Aim of the task – Return all of the material below line for line without changes, leaving out any pictures.

Information given –
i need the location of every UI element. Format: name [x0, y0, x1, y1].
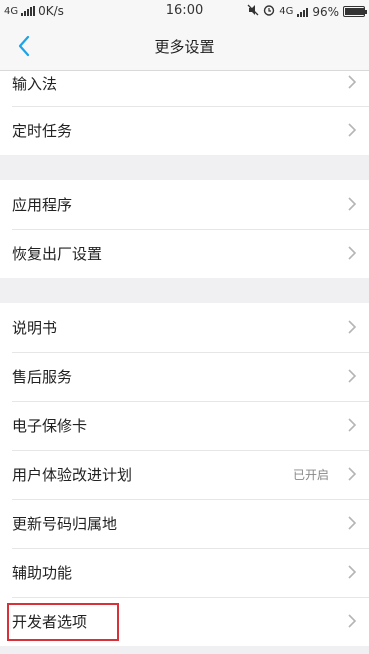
settings-item-scheduled-tasks[interactable]: 定时任务 — [0, 106, 369, 155]
settings-item-label: 开发者选项 — [12, 613, 88, 631]
page-title: 更多设置 — [154, 38, 215, 56]
chevron-right-icon — [348, 246, 357, 260]
battery-percent: 96% — [312, 4, 339, 19]
chevron-right-icon — [348, 467, 357, 481]
settings-item-label: 售后服务 — [12, 368, 73, 386]
settings-item-factory-reset[interactable]: 恢复出厂设置 — [0, 229, 369, 278]
chevron-right-icon — [348, 197, 357, 211]
signal-icon-2 — [297, 7, 309, 17]
chevron-right-icon — [348, 516, 357, 530]
status-right: 4G 96% — [247, 4, 367, 19]
status-bar: 4G 0K/s 16:00 4G 96% — [0, 0, 369, 22]
settings-item-status: 已开启 — [292, 468, 329, 482]
settings-item-warranty-card[interactable]: 电子保修卡 — [0, 401, 369, 450]
settings-item-applications[interactable]: 应用程序 — [0, 180, 369, 229]
settings-item-label: 辅助功能 — [12, 564, 73, 582]
mute-icon — [247, 4, 259, 19]
settings-item-label: 电子保修卡 — [12, 417, 88, 435]
chevron-right-icon — [348, 123, 357, 137]
settings-item-label: 输入法 — [12, 75, 58, 93]
chevron-right-icon — [348, 565, 357, 579]
settings-item-user-experience[interactable]: 用户体验改进计划 已开启 — [0, 450, 369, 499]
settings-item-developer-options[interactable]: 开发者选项 — [0, 597, 369, 646]
settings-group-1: 输入法 定时任务 — [0, 71, 369, 155]
settings-item-manual[interactable]: 说明书 — [0, 303, 369, 352]
network-type-2: 4G — [279, 6, 294, 17]
settings-item-label: 更新号码归属地 — [12, 515, 118, 533]
chevron-right-icon — [348, 320, 357, 334]
settings-list: 输入法 定时任务 应用程序 恢复出厂设置 说明书 售后服务 电子保修卡 用户体验… — [0, 71, 369, 646]
settings-item-label: 说明书 — [12, 319, 58, 337]
settings-item-input-method[interactable]: 输入法 — [0, 71, 369, 106]
settings-item-label: 定时任务 — [12, 122, 73, 140]
settings-group-2: 应用程序 恢复出厂设置 — [0, 180, 369, 278]
chevron-right-icon — [348, 614, 357, 628]
settings-item-after-sales[interactable]: 售后服务 — [0, 352, 369, 401]
alarm-icon — [263, 4, 275, 19]
chevron-right-icon — [348, 369, 357, 383]
settings-item-label: 用户体验改进计划 — [12, 466, 133, 484]
group-divider — [0, 278, 369, 303]
chevron-right-icon — [348, 418, 357, 432]
settings-item-number-location[interactable]: 更新号码归属地 — [0, 499, 369, 548]
settings-item-accessibility[interactable]: 辅助功能 — [0, 548, 369, 597]
settings-group-3: 说明书 售后服务 电子保修卡 用户体验改进计划 已开启 更新号码归属地 辅助功能… — [0, 303, 369, 646]
settings-item-label: 恢复出厂设置 — [12, 245, 103, 263]
chevron-right-icon — [348, 75, 357, 89]
settings-item-label: 应用程序 — [12, 196, 73, 214]
title-bar: 更多设置 — [0, 22, 369, 71]
group-divider — [0, 155, 369, 180]
battery-icon — [343, 6, 367, 17]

Solution to the exercise –
i need the location of every UI element. Format: name [x0, y0, x1, y1].
settings-item-scheduled-tasks[interactable]: 定时任务 — [0, 106, 369, 155]
settings-item-label: 开发者选项 — [12, 613, 88, 631]
page-title: 更多设置 — [154, 38, 215, 56]
chevron-right-icon — [348, 246, 357, 260]
battery-percent: 96% — [312, 4, 339, 19]
chevron-right-icon — [348, 467, 357, 481]
settings-item-label: 售后服务 — [12, 368, 73, 386]
settings-item-factory-reset[interactable]: 恢复出厂设置 — [0, 229, 369, 278]
chevron-right-icon — [348, 197, 357, 211]
signal-icon-2 — [297, 7, 309, 17]
chevron-right-icon — [348, 516, 357, 530]
status-right: 4G 96% — [247, 4, 367, 19]
status-bar: 4G 0K/s 16:00 4G 96% — [0, 0, 369, 22]
settings-item-status: 已开启 — [292, 468, 329, 482]
settings-item-warranty-card[interactable]: 电子保修卡 — [0, 401, 369, 450]
settings-item-applications[interactable]: 应用程序 — [0, 180, 369, 229]
settings-item-label: 辅助功能 — [12, 564, 73, 582]
mute-icon — [247, 4, 259, 19]
settings-item-label: 电子保修卡 — [12, 417, 88, 435]
chevron-right-icon — [348, 123, 357, 137]
settings-item-label: 输入法 — [12, 75, 58, 93]
chevron-right-icon — [348, 565, 357, 579]
settings-item-user-experience[interactable]: 用户体验改进计划 已开启 — [0, 450, 369, 499]
settings-item-developer-options[interactable]: 开发者选项 — [0, 597, 369, 646]
settings-group-1: 输入法 定时任务 — [0, 71, 369, 155]
settings-item-manual[interactable]: 说明书 — [0, 303, 369, 352]
network-type-2: 4G — [279, 6, 294, 17]
settings-item-label: 更新号码归属地 — [12, 515, 118, 533]
chevron-right-icon — [348, 320, 357, 334]
settings-list: 输入法 定时任务 应用程序 恢复出厂设置 说明书 售后服务 电子保修卡 用户体验… — [0, 71, 369, 646]
settings-item-label: 说明书 — [12, 319, 58, 337]
settings-item-input-method[interactable]: 输入法 — [0, 71, 369, 106]
settings-item-label: 定时任务 — [12, 122, 73, 140]
settings-group-2: 应用程序 恢复出厂设置 — [0, 180, 369, 278]
chevron-right-icon — [348, 614, 357, 628]
settings-item-after-sales[interactable]: 售后服务 — [0, 352, 369, 401]
alarm-icon — [263, 4, 275, 19]
chevron-right-icon — [348, 369, 357, 383]
settings-item-label: 用户体验改进计划 — [12, 466, 133, 484]
group-divider — [0, 278, 369, 303]
chevron-right-icon — [348, 418, 357, 432]
settings-item-number-location[interactable]: 更新号码归属地 — [0, 499, 369, 548]
settings-item-accessibility[interactable]: 辅助功能 — [0, 548, 369, 597]
settings-group-3: 说明书 售后服务 电子保修卡 用户体验改进计划 已开启 更新号码归属地 辅助功能… — [0, 303, 369, 646]
settings-item-label: 恢复出厂设置 — [12, 245, 103, 263]
chevron-right-icon — [348, 75, 357, 89]
settings-item-label: 应用程序 — [12, 196, 73, 214]
title-bar: 更多设置 — [0, 22, 369, 71]
group-divider — [0, 155, 369, 180]
battery-icon — [343, 6, 367, 17]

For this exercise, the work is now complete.